• Task to carry out: For the copy, please give all of the data again exactly and leave the pictures out.

··· Data shown ···

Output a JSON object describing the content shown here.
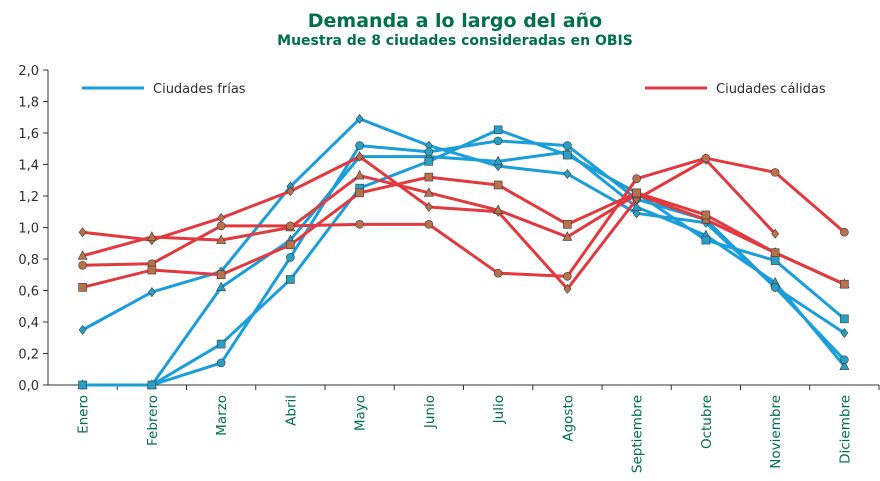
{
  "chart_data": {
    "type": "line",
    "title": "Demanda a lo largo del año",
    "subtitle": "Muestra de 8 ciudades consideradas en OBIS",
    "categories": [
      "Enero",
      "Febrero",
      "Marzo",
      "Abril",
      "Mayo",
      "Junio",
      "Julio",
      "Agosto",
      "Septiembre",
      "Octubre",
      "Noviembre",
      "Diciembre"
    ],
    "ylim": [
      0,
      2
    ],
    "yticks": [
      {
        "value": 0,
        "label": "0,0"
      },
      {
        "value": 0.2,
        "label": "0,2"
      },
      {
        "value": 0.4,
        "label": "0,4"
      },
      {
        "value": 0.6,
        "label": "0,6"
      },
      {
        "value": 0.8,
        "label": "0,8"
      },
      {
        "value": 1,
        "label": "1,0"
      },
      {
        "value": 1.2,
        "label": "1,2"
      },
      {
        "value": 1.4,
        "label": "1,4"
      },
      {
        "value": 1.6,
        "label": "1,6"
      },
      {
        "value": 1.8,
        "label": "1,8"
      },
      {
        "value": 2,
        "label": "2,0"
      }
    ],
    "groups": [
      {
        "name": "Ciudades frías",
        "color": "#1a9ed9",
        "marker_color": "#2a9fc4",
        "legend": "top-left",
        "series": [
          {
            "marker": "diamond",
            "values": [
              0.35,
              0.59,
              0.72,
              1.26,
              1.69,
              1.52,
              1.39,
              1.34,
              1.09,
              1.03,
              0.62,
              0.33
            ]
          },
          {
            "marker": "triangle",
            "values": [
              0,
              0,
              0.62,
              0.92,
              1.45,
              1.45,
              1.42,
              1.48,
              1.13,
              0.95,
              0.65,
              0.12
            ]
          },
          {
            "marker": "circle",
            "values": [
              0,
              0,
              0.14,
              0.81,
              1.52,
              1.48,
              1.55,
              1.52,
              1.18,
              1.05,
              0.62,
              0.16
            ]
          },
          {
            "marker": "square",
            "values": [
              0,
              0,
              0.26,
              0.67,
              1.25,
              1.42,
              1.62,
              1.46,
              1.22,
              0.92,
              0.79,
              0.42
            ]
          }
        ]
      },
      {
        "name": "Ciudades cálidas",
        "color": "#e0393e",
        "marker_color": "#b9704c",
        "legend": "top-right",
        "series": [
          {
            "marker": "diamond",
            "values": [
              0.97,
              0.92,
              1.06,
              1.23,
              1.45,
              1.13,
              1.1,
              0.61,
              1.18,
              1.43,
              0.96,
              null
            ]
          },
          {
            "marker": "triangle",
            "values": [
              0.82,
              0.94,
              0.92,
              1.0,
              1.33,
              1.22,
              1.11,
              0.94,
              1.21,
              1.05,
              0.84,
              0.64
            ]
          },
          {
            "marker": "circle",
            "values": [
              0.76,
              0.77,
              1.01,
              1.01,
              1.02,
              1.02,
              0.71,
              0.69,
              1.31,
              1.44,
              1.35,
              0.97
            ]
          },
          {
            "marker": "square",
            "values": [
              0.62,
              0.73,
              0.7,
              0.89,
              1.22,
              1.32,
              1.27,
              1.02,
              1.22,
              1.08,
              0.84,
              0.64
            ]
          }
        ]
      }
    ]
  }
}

···

• Expected answer:
Output a JSON object describing the content shown here.
{
  "chart_data": {
    "type": "line",
    "title": "Demanda a lo largo del año",
    "subtitle": "Muestra de 8 ciudades consideradas en OBIS",
    "categories": [
      "Enero",
      "Febrero",
      "Marzo",
      "Abril",
      "Mayo",
      "Junio",
      "Julio",
      "Agosto",
      "Septiembre",
      "Octubre",
      "Noviembre",
      "Diciembre"
    ],
    "ylim": [
      0,
      2
    ],
    "yticks": [
      {
        "value": 0,
        "label": "0,0"
      },
      {
        "value": 0.2,
        "label": "0,2"
      },
      {
        "value": 0.4,
        "label": "0,4"
      },
      {
        "value": 0.6,
        "label": "0,6"
      },
      {
        "value": 0.8,
        "label": "0,8"
      },
      {
        "value": 1,
        "label": "1,0"
      },
      {
        "value": 1.2,
        "label": "1,2"
      },
      {
        "value": 1.4,
        "label": "1,4"
      },
      {
        "value": 1.6,
        "label": "1,6"
      },
      {
        "value": 1.8,
        "label": "1,8"
      },
      {
        "value": 2,
        "label": "2,0"
      }
    ],
    "groups": [
      {
        "name": "Ciudades frías",
        "color": "#1a9ed9",
        "marker_color": "#2a9fc4",
        "legend": "top-left",
        "series": [
          {
            "marker": "diamond",
            "values": [
              0.35,
              0.59,
              0.72,
              1.26,
              1.69,
              1.52,
              1.39,
              1.34,
              1.09,
              1.03,
              0.62,
              0.33
            ]
          },
          {
            "marker": "triangle",
            "values": [
              0,
              0,
              0.62,
              0.92,
              1.45,
              1.45,
              1.42,
              1.48,
              1.13,
              0.95,
              0.65,
              0.12
            ]
          },
          {
            "marker": "circle",
            "values": [
              0,
              0,
              0.14,
              0.81,
              1.52,
              1.48,
              1.55,
              1.52,
              1.18,
              1.05,
              0.62,
              0.16
            ]
          },
          {
            "marker": "square",
            "values": [
              0,
              0,
              0.26,
              0.67,
              1.25,
              1.42,
              1.62,
              1.46,
              1.22,
              0.92,
              0.79,
              0.42
            ]
          }
        ]
      },
      {
        "name": "Ciudades cálidas",
        "color": "#e0393e",
        "marker_color": "#b9704c",
        "legend": "top-right",
        "series": [
          {
            "marker": "diamond",
            "values": [
              0.97,
              0.92,
              1.06,
              1.23,
              1.45,
              1.13,
              1.1,
              0.61,
              1.18,
              1.43,
              0.96,
              null
            ]
          },
          {
            "marker": "triangle",
            "values": [
              0.82,
              0.94,
              0.92,
              1.0,
              1.33,
              1.22,
              1.11,
              0.94,
              1.21,
              1.05,
              0.84,
              0.64
            ]
          },
          {
            "marker": "circle",
            "values": [
              0.76,
              0.77,
              1.01,
              1.01,
              1.02,
              1.02,
              0.71,
              0.69,
              1.31,
              1.44,
              1.35,
              0.97
            ]
          },
          {
            "marker": "square",
            "values": [
              0.62,
              0.73,
              0.7,
              0.89,
              1.22,
              1.32,
              1.27,
              1.02,
              1.22,
              1.08,
              0.84,
              0.64
            ]
          }
        ]
      }
    ]
  }
}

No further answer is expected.